Your task. Only lines with the string "解直角三角形的应用" matter here; gather them from the material below.

Saved entries:

+---+

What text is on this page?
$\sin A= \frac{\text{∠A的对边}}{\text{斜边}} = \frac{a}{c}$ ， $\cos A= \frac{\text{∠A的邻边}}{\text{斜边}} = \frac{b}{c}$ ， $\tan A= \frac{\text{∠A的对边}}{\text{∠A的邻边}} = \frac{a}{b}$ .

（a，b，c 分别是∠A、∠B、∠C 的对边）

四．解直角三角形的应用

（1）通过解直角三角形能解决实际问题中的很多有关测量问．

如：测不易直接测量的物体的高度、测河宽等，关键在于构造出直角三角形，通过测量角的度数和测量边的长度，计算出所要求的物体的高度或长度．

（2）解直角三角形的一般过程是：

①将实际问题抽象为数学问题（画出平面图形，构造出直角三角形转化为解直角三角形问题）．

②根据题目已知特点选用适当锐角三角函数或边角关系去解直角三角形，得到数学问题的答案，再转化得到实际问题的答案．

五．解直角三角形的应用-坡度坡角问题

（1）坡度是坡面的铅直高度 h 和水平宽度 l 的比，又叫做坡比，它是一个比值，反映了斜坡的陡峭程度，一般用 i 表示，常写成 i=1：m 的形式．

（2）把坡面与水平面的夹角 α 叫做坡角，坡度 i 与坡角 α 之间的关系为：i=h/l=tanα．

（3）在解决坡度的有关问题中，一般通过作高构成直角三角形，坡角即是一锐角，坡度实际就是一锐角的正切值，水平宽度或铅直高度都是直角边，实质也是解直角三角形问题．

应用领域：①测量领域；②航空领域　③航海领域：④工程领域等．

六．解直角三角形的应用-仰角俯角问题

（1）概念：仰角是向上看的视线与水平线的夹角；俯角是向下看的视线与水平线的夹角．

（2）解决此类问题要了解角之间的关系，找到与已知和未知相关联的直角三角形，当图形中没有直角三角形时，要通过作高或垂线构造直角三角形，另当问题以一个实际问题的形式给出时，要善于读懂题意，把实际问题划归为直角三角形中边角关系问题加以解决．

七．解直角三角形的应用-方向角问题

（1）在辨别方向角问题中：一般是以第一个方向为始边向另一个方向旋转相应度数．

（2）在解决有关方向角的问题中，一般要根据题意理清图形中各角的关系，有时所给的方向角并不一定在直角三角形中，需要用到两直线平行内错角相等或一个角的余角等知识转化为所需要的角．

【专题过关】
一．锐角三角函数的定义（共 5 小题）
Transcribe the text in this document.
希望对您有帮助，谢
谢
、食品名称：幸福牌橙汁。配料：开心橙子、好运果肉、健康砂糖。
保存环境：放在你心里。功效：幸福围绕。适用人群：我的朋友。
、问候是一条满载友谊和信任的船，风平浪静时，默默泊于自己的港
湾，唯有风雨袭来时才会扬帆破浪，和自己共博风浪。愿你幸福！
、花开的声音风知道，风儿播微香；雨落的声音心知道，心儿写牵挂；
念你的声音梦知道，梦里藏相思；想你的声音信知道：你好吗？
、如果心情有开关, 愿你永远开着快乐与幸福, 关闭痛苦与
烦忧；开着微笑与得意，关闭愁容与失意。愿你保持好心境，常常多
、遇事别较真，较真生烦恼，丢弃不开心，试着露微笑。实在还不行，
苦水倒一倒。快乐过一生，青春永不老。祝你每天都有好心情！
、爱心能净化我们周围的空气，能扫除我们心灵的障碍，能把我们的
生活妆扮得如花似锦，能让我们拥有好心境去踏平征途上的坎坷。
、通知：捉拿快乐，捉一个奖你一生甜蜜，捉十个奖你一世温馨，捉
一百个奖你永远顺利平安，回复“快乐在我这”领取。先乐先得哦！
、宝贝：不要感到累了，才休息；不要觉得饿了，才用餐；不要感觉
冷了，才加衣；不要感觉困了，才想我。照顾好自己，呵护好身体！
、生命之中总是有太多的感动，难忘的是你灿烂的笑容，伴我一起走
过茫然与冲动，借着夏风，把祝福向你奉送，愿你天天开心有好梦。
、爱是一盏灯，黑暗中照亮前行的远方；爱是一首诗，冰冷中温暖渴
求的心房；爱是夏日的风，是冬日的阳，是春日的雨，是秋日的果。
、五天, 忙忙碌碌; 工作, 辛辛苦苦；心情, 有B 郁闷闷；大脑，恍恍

+---+

Correct output.
四．解直角三角形的应用
五．解直角三角形的应用-坡度坡角问题
六．解直角三角形的应用-仰角俯角问题
七．解直角三角形的应用-方向角问题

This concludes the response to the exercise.